• What the task asks:
The entries below contain pictures. Retype everything except those pictures, exactly as given.

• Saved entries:
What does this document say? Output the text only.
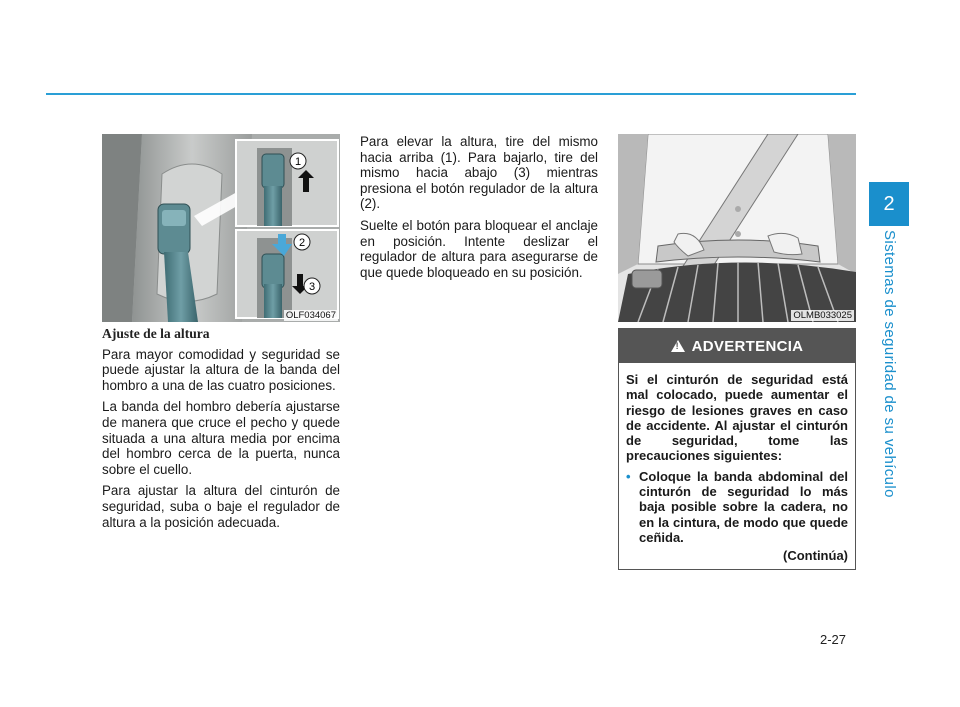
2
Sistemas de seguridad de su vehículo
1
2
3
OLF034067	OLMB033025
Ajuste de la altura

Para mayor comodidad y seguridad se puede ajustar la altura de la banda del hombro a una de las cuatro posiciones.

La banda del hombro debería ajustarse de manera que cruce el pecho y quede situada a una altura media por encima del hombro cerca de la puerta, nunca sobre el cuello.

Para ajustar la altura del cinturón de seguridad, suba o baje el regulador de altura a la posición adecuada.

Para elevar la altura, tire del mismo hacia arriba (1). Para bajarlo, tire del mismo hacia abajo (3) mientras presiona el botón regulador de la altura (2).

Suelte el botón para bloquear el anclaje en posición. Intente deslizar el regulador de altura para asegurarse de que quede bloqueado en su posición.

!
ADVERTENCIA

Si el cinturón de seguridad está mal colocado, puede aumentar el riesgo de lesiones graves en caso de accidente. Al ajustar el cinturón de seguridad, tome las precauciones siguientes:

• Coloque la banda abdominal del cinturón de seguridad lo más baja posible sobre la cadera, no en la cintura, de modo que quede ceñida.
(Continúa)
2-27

• Worked solution:
What does this document say? Output the text only.
2
Sistemas de seguridad de su vehículo
1
2
3
OLF034067	OLMB033025
Ajuste de la altura

Para mayor comodidad y seguridad se puede ajustar la altura de la banda del hombro a una de las cuatro posiciones.

La banda del hombro debería ajustarse de manera que cruce el pecho y quede situada a una altura media por encima del hombro cerca de la puerta, nunca sobre el cuello.

Para ajustar la altura del cinturón de seguridad, suba o baje el regulador de altura a la posición adecuada.

Para elevar la altura, tire del mismo hacia arriba (1). Para bajarlo, tire del mismo hacia abajo (3) mientras presiona el botón regulador de la altura (2).

Suelte el botón para bloquear el anclaje en posición. Intente deslizar el regulador de altura para asegurarse de que quede bloqueado en su posición.

!
ADVERTENCIA

Si el cinturón de seguridad está mal colocado, puede aumentar el riesgo de lesiones graves en caso de accidente. Al ajustar el cinturón de seguridad, tome las precauciones siguientes:

• Coloque la banda abdominal del cinturón de seguridad lo más baja posible sobre la cadera, no en la cintura, de modo que quede ceñida.
(Continúa)
2-27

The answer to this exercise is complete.